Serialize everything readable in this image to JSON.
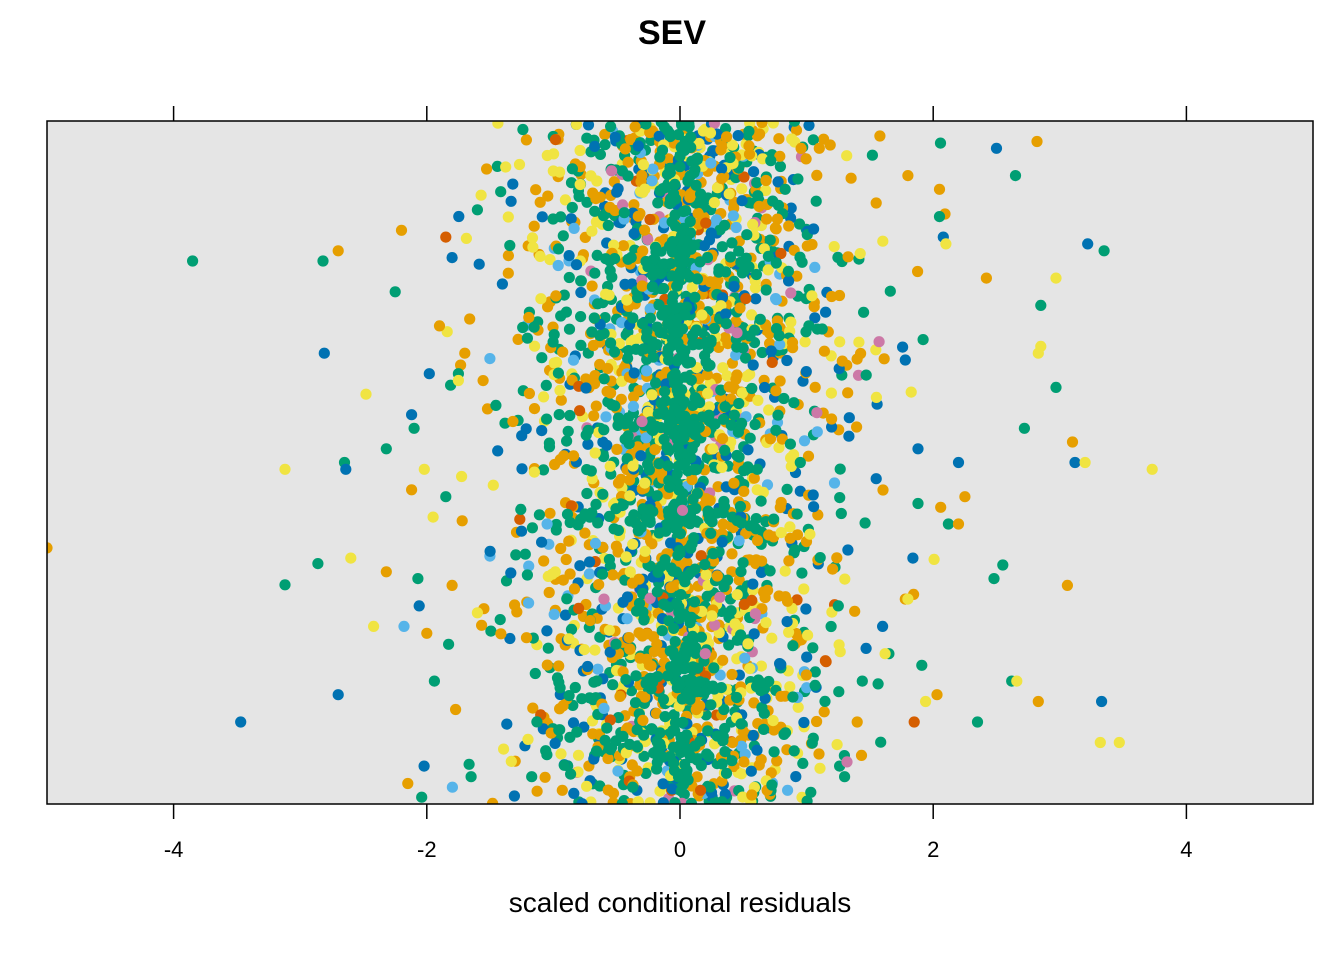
{
  "chart_data": {
    "type": "scatter",
    "title": "SEV",
    "xlabel": "scaled conditional residuals",
    "ylabel": "",
    "xlim": [
      -5,
      5
    ],
    "ylim": [
      0,
      1
    ],
    "x_ticks": [
      -4,
      -2,
      0,
      2,
      4
    ],
    "x_tick_labels": [
      "-4",
      "-2",
      "0",
      "2",
      "4"
    ],
    "x_ticks_top": true,
    "grid": false,
    "panel_background": "#E5E5E5",
    "point_colors": [
      "#E69F00",
      "#0072B2",
      "#009E73",
      "#F0E442",
      "#56B4E9",
      "#CC79A7",
      "#D55E00"
    ],
    "series": [
      {
        "color": "#009E73",
        "values": [
          [
            -3.85,
            0.795
          ],
          [
            -2.82,
            0.795
          ],
          [
            -2.86,
            0.352
          ],
          [
            -3.12,
            0.321
          ],
          [
            -2.32,
            0.52
          ],
          [
            -2.65,
            0.5
          ],
          [
            -2.1,
            0.55
          ],
          [
            -1.75,
            0.63
          ],
          [
            2.65,
            0.92
          ],
          [
            3.35,
            0.81
          ],
          [
            2.85,
            0.73
          ],
          [
            2.72,
            0.55
          ],
          [
            2.97,
            0.61
          ],
          [
            2.55,
            0.35
          ],
          [
            2.62,
            0.18
          ],
          [
            2.12,
            0.41
          ],
          [
            1.92,
            0.68
          ],
          [
            2.35,
            0.12
          ],
          [
            2.48,
            0.33
          ],
          [
            1.65,
            0.22
          ],
          [
            2.05,
            0.86
          ],
          [
            1.88,
            0.44
          ],
          [
            -1.6,
            0.87
          ],
          [
            -2.04,
            0.01
          ],
          [
            -1.85,
            0.45
          ],
          [
            -2.25,
            0.75
          ],
          [
            -2.07,
            0.33
          ],
          [
            -1.42,
            0.27
          ],
          [
            -1.94,
            0.18
          ],
          [
            -1.65,
            0.04
          ],
          [
            1.3,
            0.04
          ],
          [
            1.44,
            0.18
          ],
          [
            1.52,
            0.95
          ],
          [
            1.25,
            0.29
          ],
          [
            0.95,
            0.5
          ],
          [
            -0.85,
            0.93
          ],
          [
            -0.55,
            0.08
          ]
        ]
      },
      {
        "color": "#0072B2",
        "values": [
          [
            -3.47,
            0.12
          ],
          [
            -2.81,
            0.66
          ],
          [
            -2.64,
            0.49
          ],
          [
            -2.7,
            0.16
          ],
          [
            -2.06,
            0.29
          ],
          [
            -1.98,
            0.63
          ],
          [
            3.22,
            0.82
          ],
          [
            3.33,
            0.15
          ],
          [
            3.12,
            0.5
          ],
          [
            2.5,
            0.96
          ],
          [
            2.08,
            0.83
          ],
          [
            2.2,
            0.5
          ],
          [
            1.88,
            0.52
          ],
          [
            1.84,
            0.36
          ],
          [
            -2.12,
            0.57
          ],
          [
            -1.8,
            0.8
          ],
          [
            1.6,
            0.26
          ],
          [
            1.78,
            0.65
          ],
          [
            -1.5,
            0.37
          ],
          [
            1.15,
            0.72
          ]
        ]
      },
      {
        "color": "#E69F00",
        "values": [
          [
            -5.0,
            0.375
          ],
          [
            -2.7,
            0.81
          ],
          [
            -2.32,
            0.34
          ],
          [
            -1.8,
            0.32
          ],
          [
            -2.12,
            0.46
          ],
          [
            3.06,
            0.32
          ],
          [
            3.1,
            0.53
          ],
          [
            2.82,
            0.97
          ],
          [
            2.42,
            0.77
          ],
          [
            2.83,
            0.15
          ],
          [
            2.05,
            0.9
          ],
          [
            2.2,
            0.41
          ],
          [
            2.03,
            0.16
          ],
          [
            1.8,
            0.92
          ],
          [
            2.25,
            0.45
          ],
          [
            -2.0,
            0.25
          ],
          [
            -2.2,
            0.84
          ],
          [
            -1.7,
            0.66
          ],
          [
            -2.15,
            0.03
          ],
          [
            1.55,
            0.88
          ],
          [
            1.78,
            0.3
          ],
          [
            -1.9,
            0.7
          ],
          [
            -0.93,
            0.02
          ],
          [
            1.1,
            0.96
          ],
          [
            -1.32,
            0.56
          ],
          [
            1.4,
            0.12
          ]
        ]
      },
      {
        "color": "#F0E442",
        "values": [
          [
            -3.12,
            0.49
          ],
          [
            -2.48,
            0.6
          ],
          [
            -2.6,
            0.36
          ],
          [
            -2.42,
            0.26
          ],
          [
            -2.02,
            0.49
          ],
          [
            3.73,
            0.49
          ],
          [
            2.97,
            0.77
          ],
          [
            2.83,
            0.66
          ],
          [
            3.32,
            0.09
          ],
          [
            3.47,
            0.09
          ],
          [
            3.2,
            0.5
          ],
          [
            2.85,
            0.67
          ],
          [
            2.66,
            0.18
          ],
          [
            2.1,
            0.82
          ],
          [
            1.8,
            0.3
          ],
          [
            -1.95,
            0.42
          ],
          [
            -1.75,
            0.62
          ],
          [
            1.62,
            0.22
          ],
          [
            1.94,
            0.15
          ],
          [
            -1.6,
            0.28
          ]
        ]
      },
      {
        "color": "#56B4E9",
        "values": [
          [
            -2.18,
            0.26
          ],
          [
            0.85,
            0.02
          ],
          [
            -1.05,
            0.41
          ],
          [
            1.22,
            0.47
          ],
          [
            -0.6,
            0.14
          ]
        ]
      },
      {
        "color": "#CC79A7",
        "values": [
          [
            -0.3,
            0.56
          ],
          [
            0.45,
            0.69
          ],
          [
            -0.6,
            0.3
          ],
          [
            0.2,
            0.22
          ],
          [
            0.02,
            0.43
          ]
        ]
      },
      {
        "color": "#D55E00",
        "values": [
          [
            -1.85,
            0.83
          ],
          [
            1.85,
            0.12
          ],
          [
            0.52,
            0.74
          ]
        ]
      }
    ]
  }
}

______________________________

→ YOUR OBJECTIVE
Repeat the records word for word. Any picture in them should be left out.

→ ANSWER TO THIS EXERCISE
Serialize everything readable in this image to JSON.
{
  "chart_data": {
    "type": "scatter",
    "title": "SEV",
    "xlabel": "scaled conditional residuals",
    "ylabel": "",
    "xlim": [
      -5,
      5
    ],
    "ylim": [
      0,
      1
    ],
    "x_ticks": [
      -4,
      -2,
      0,
      2,
      4
    ],
    "x_tick_labels": [
      "-4",
      "-2",
      "0",
      "2",
      "4"
    ],
    "x_ticks_top": true,
    "grid": false,
    "panel_background": "#E5E5E5",
    "point_colors": [
      "#E69F00",
      "#0072B2",
      "#009E73",
      "#F0E442",
      "#56B4E9",
      "#CC79A7",
      "#D55E00"
    ],
    "series": [
      {
        "color": "#009E73",
        "values": [
          [
            -3.85,
            0.795
          ],
          [
            -2.82,
            0.795
          ],
          [
            -2.86,
            0.352
          ],
          [
            -3.12,
            0.321
          ],
          [
            -2.32,
            0.52
          ],
          [
            -2.65,
            0.5
          ],
          [
            -2.1,
            0.55
          ],
          [
            -1.75,
            0.63
          ],
          [
            2.65,
            0.92
          ],
          [
            3.35,
            0.81
          ],
          [
            2.85,
            0.73
          ],
          [
            2.72,
            0.55
          ],
          [
            2.97,
            0.61
          ],
          [
            2.55,
            0.35
          ],
          [
            2.62,
            0.18
          ],
          [
            2.12,
            0.41
          ],
          [
            1.92,
            0.68
          ],
          [
            2.35,
            0.12
          ],
          [
            2.48,
            0.33
          ],
          [
            1.65,
            0.22
          ],
          [
            2.05,
            0.86
          ],
          [
            1.88,
            0.44
          ],
          [
            -1.6,
            0.87
          ],
          [
            -2.04,
            0.01
          ],
          [
            -1.85,
            0.45
          ],
          [
            -2.25,
            0.75
          ],
          [
            -2.07,
            0.33
          ],
          [
            -1.42,
            0.27
          ],
          [
            -1.94,
            0.18
          ],
          [
            -1.65,
            0.04
          ],
          [
            1.3,
            0.04
          ],
          [
            1.44,
            0.18
          ],
          [
            1.52,
            0.95
          ],
          [
            1.25,
            0.29
          ],
          [
            0.95,
            0.5
          ],
          [
            -0.85,
            0.93
          ],
          [
            -0.55,
            0.08
          ]
        ]
      },
      {
        "color": "#0072B2",
        "values": [
          [
            -3.47,
            0.12
          ],
          [
            -2.81,
            0.66
          ],
          [
            -2.64,
            0.49
          ],
          [
            -2.7,
            0.16
          ],
          [
            -2.06,
            0.29
          ],
          [
            -1.98,
            0.63
          ],
          [
            3.22,
            0.82
          ],
          [
            3.33,
            0.15
          ],
          [
            3.12,
            0.5
          ],
          [
            2.5,
            0.96
          ],
          [
            2.08,
            0.83
          ],
          [
            2.2,
            0.5
          ],
          [
            1.88,
            0.52
          ],
          [
            1.84,
            0.36
          ],
          [
            -2.12,
            0.57
          ],
          [
            -1.8,
            0.8
          ],
          [
            1.6,
            0.26
          ],
          [
            1.78,
            0.65
          ],
          [
            -1.5,
            0.37
          ],
          [
            1.15,
            0.72
          ]
        ]
      },
      {
        "color": "#E69F00",
        "values": [
          [
            -5.0,
            0.375
          ],
          [
            -2.7,
            0.81
          ],
          [
            -2.32,
            0.34
          ],
          [
            -1.8,
            0.32
          ],
          [
            -2.12,
            0.46
          ],
          [
            3.06,
            0.32
          ],
          [
            3.1,
            0.53
          ],
          [
            2.82,
            0.97
          ],
          [
            2.42,
            0.77
          ],
          [
            2.83,
            0.15
          ],
          [
            2.05,
            0.9
          ],
          [
            2.2,
            0.41
          ],
          [
            2.03,
            0.16
          ],
          [
            1.8,
            0.92
          ],
          [
            2.25,
            0.45
          ],
          [
            -2.0,
            0.25
          ],
          [
            -2.2,
            0.84
          ],
          [
            -1.7,
            0.66
          ],
          [
            -2.15,
            0.03
          ],
          [
            1.55,
            0.88
          ],
          [
            1.78,
            0.3
          ],
          [
            -1.9,
            0.7
          ],
          [
            -0.93,
            0.02
          ],
          [
            1.1,
            0.96
          ],
          [
            -1.32,
            0.56
          ],
          [
            1.4,
            0.12
          ]
        ]
      },
      {
        "color": "#F0E442",
        "values": [
          [
            -3.12,
            0.49
          ],
          [
            -2.48,
            0.6
          ],
          [
            -2.6,
            0.36
          ],
          [
            -2.42,
            0.26
          ],
          [
            -2.02,
            0.49
          ],
          [
            3.73,
            0.49
          ],
          [
            2.97,
            0.77
          ],
          [
            2.83,
            0.66
          ],
          [
            3.32,
            0.09
          ],
          [
            3.47,
            0.09
          ],
          [
            3.2,
            0.5
          ],
          [
            2.85,
            0.67
          ],
          [
            2.66,
            0.18
          ],
          [
            2.1,
            0.82
          ],
          [
            1.8,
            0.3
          ],
          [
            -1.95,
            0.42
          ],
          [
            -1.75,
            0.62
          ],
          [
            1.62,
            0.22
          ],
          [
            1.94,
            0.15
          ],
          [
            -1.6,
            0.28
          ]
        ]
      },
      {
        "color": "#56B4E9",
        "values": [
          [
            -2.18,
            0.26
          ],
          [
            0.85,
            0.02
          ],
          [
            -1.05,
            0.41
          ],
          [
            1.22,
            0.47
          ],
          [
            -0.6,
            0.14
          ]
        ]
      },
      {
        "color": "#CC79A7",
        "values": [
          [
            -0.3,
            0.56
          ],
          [
            0.45,
            0.69
          ],
          [
            -0.6,
            0.3
          ],
          [
            0.2,
            0.22
          ],
          [
            0.02,
            0.43
          ]
        ]
      },
      {
        "color": "#D55E00",
        "values": [
          [
            -1.85,
            0.83
          ],
          [
            1.85,
            0.12
          ],
          [
            0.52,
            0.74
          ]
        ]
      }
    ]
  }
}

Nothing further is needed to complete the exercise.